→ **Your instructions**: Repeat everything in the material exactly.
━━━━━━━━━━━━━━━━
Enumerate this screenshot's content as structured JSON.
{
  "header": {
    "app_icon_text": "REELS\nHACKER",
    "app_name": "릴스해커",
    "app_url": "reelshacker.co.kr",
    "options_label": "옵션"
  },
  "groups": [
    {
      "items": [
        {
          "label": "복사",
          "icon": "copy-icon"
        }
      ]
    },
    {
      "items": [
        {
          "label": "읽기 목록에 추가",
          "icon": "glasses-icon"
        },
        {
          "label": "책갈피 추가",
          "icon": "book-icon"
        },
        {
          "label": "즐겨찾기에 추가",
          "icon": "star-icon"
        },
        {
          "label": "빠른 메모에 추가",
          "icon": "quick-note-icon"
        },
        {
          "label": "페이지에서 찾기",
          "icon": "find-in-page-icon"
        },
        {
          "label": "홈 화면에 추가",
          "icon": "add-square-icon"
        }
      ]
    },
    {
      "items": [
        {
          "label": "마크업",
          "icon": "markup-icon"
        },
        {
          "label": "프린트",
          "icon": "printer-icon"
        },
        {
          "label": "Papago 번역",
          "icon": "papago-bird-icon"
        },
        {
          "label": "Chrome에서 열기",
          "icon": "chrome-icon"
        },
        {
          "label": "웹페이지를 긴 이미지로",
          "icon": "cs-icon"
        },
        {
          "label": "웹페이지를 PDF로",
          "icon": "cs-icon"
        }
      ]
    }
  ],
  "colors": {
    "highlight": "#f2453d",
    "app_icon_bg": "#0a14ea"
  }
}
━━━━━━━━━━━━━━━━
→ **Task response**:
Enumerate this screenshot's content as structured JSON.
{
  "header": {
    "app_icon_text": "REELS\nHACKER",
    "app_name": "릴스해커",
    "app_url": "reelshacker.co.kr",
    "options_label": "옵션"
  },
  "groups": [
    {
      "items": [
        {
          "label": "복사",
          "icon": "copy-icon"
        }
      ]
    },
    {
      "items": [
        {
          "label": "읽기 목록에 추가",
          "icon": "glasses-icon"
        },
        {
          "label": "책갈피 추가",
          "icon": "book-icon"
        },
        {
          "label": "즐겨찾기에 추가",
          "icon": "star-icon"
        },
        {
          "label": "빠른 메모에 추가",
          "icon": "quick-note-icon"
        },
        {
          "label": "페이지에서 찾기",
          "icon": "find-in-page-icon"
        },
        {
          "label": "홈 화면에 추가",
          "icon": "add-square-icon"
        }
      ]
    },
    {
      "items": [
        {
          "label": "마크업",
          "icon": "markup-icon"
        },
        {
          "label": "프린트",
          "icon": "printer-icon"
        },
        {
          "label": "Papago 번역",
          "icon": "papago-bird-icon"
        },
        {
          "label": "Chrome에서 열기",
          "icon": "chrome-icon"
        },
        {
          "label": "웹페이지를 긴 이미지로",
          "icon": "cs-icon"
        },
        {
          "label": "웹페이지를 PDF로",
          "icon": "cs-icon"
        }
      ]
    }
  ],
  "colors": {
    "highlight": "#f2453d",
    "app_icon_bg": "#0a14ea"
  }
}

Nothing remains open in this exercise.